**RECORDS SHOWN:**
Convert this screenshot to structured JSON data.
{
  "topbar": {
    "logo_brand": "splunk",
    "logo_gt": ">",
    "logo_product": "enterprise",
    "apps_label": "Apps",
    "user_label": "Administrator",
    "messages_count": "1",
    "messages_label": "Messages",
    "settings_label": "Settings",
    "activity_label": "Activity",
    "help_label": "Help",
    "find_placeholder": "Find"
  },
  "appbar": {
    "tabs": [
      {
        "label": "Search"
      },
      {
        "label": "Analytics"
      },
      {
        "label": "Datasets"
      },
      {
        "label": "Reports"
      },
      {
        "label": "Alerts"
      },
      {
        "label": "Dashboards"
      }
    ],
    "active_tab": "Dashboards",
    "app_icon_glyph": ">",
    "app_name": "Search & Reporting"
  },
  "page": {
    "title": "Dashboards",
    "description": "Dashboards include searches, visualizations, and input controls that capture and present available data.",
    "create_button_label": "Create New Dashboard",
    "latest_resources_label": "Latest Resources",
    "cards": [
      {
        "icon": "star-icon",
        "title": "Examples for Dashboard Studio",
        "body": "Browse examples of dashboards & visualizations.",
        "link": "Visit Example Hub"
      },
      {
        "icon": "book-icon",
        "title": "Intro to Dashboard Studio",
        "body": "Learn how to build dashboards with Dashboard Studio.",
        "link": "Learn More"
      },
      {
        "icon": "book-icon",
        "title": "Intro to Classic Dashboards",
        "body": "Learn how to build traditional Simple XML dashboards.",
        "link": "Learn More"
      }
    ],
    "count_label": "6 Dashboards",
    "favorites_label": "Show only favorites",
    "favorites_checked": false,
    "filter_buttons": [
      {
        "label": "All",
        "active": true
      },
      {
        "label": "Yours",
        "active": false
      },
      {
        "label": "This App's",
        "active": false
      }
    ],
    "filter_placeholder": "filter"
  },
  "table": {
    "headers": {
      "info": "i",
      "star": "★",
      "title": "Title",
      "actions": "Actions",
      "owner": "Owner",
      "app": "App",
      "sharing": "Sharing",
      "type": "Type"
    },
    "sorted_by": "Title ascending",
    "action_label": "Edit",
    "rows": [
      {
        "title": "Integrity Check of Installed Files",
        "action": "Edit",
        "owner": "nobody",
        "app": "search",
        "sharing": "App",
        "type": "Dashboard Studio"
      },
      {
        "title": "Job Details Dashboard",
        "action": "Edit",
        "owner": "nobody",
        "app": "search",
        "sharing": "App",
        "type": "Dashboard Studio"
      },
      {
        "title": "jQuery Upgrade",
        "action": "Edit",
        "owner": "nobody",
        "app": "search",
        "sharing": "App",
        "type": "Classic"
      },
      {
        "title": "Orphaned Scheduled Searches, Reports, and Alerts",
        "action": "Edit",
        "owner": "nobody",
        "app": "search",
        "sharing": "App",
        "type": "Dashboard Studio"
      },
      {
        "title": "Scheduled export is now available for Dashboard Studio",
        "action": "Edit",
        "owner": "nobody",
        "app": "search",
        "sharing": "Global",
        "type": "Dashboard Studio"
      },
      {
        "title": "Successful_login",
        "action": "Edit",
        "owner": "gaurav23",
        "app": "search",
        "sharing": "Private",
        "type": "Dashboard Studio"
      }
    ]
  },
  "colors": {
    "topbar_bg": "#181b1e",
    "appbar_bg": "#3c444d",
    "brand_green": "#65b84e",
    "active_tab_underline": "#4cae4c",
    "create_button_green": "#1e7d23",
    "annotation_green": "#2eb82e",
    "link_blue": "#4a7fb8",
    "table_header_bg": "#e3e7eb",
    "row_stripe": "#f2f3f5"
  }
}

**DIRECTION:** A line counts if it holds the word "Intro". How many lines of the entries count? Give the number only.

**TASK ANSWER:** 2